(Data excerpts)
--- --- ---

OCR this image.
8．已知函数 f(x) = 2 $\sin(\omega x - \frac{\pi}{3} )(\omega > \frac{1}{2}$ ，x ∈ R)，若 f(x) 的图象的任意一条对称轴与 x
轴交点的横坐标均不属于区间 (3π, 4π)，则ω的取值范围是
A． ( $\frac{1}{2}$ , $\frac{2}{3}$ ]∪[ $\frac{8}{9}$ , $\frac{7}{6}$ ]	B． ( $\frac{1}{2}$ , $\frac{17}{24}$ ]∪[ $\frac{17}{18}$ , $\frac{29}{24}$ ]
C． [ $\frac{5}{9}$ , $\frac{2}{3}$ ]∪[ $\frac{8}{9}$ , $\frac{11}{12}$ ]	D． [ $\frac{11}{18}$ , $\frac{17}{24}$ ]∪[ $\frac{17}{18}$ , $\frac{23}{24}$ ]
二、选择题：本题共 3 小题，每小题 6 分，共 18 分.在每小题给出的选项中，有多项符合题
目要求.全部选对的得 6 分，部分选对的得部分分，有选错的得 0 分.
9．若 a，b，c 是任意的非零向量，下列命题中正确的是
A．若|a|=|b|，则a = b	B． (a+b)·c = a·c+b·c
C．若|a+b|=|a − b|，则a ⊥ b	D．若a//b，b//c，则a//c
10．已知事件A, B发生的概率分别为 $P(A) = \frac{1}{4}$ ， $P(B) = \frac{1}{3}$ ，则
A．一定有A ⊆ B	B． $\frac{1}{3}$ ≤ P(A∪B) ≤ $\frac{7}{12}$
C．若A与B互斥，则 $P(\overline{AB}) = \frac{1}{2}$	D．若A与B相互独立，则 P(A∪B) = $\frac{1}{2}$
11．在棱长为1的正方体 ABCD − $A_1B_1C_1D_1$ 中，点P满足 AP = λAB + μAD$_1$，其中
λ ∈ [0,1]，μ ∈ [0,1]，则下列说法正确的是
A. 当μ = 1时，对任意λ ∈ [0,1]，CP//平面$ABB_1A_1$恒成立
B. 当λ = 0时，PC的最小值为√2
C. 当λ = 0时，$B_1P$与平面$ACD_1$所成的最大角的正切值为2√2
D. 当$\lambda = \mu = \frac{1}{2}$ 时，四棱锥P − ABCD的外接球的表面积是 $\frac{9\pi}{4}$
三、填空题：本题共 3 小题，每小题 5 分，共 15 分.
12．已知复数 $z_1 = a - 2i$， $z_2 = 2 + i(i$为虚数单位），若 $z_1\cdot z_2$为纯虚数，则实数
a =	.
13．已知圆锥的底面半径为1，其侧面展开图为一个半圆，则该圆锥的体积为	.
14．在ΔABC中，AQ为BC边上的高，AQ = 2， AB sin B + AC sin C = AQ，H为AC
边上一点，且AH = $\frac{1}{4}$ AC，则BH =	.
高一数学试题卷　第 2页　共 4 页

--- --- ---

_What to do_.
The lines above should be duplicated exactly.

_Solution for this problem_.
OCR this image.
8．已知函数 f(x) = 2 $\sin(\omega x - \frac{\pi}{3} )(\omega > \frac{1}{2}$ ，x ∈ R)，若 f(x) 的图象的任意一条对称轴与 x
轴交点的横坐标均不属于区间 (3π, 4π)，则ω的取值范围是
A． ( $\frac{1}{2}$ , $\frac{2}{3}$ ]∪[ $\frac{8}{9}$ , $\frac{7}{6}$ ]	B． ( $\frac{1}{2}$ , $\frac{17}{24}$ ]∪[ $\frac{17}{18}$ , $\frac{29}{24}$ ]
C． [ $\frac{5}{9}$ , $\frac{2}{3}$ ]∪[ $\frac{8}{9}$ , $\frac{11}{12}$ ]	D． [ $\frac{11}{18}$ , $\frac{17}{24}$ ]∪[ $\frac{17}{18}$ , $\frac{23}{24}$ ]
二、选择题：本题共 3 小题，每小题 6 分，共 18 分.在每小题给出的选项中，有多项符合题
目要求.全部选对的得 6 分，部分选对的得部分分，有选错的得 0 分.
9．若 a，b，c 是任意的非零向量，下列命题中正确的是
A．若|a|=|b|，则a = b	B． (a+b)·c = a·c+b·c
C．若|a+b|=|a − b|，则a ⊥ b	D．若a//b，b//c，则a//c
10．已知事件A, B发生的概率分别为 $P(A) = \frac{1}{4}$ ， $P(B) = \frac{1}{3}$ ，则
A．一定有A ⊆ B	B． $\frac{1}{3}$ ≤ P(A∪B) ≤ $\frac{7}{12}$
C．若A与B互斥，则 $P(\overline{AB}) = \frac{1}{2}$	D．若A与B相互独立，则 P(A∪B) = $\frac{1}{2}$
11．在棱长为1的正方体 ABCD − $A_1B_1C_1D_1$ 中，点P满足 AP = λAB + μAD$_1$，其中
λ ∈ [0,1]，μ ∈ [0,1]，则下列说法正确的是
A. 当μ = 1时，对任意λ ∈ [0,1]，CP//平面$ABB_1A_1$恒成立
B. 当λ = 0时，PC的最小值为√2
C. 当λ = 0时，$B_1P$与平面$ACD_1$所成的最大角的正切值为2√2
D. 当$\lambda = \mu = \frac{1}{2}$ 时，四棱锥P − ABCD的外接球的表面积是 $\frac{9\pi}{4}$
三、填空题：本题共 3 小题，每小题 5 分，共 15 分.
12．已知复数 $z_1 = a - 2i$， $z_2 = 2 + i(i$为虚数单位），若 $z_1\cdot z_2$为纯虚数，则实数
a =	.
13．已知圆锥的底面半径为1，其侧面展开图为一个半圆，则该圆锥的体积为	.
14．在ΔABC中，AQ为BC边上的高，AQ = 2， AB sin B + AC sin C = AQ，H为AC
边上一点，且AH = $\frac{1}{4}$ AC，则BH =	.
高一数学试题卷　第 2页　共 4 页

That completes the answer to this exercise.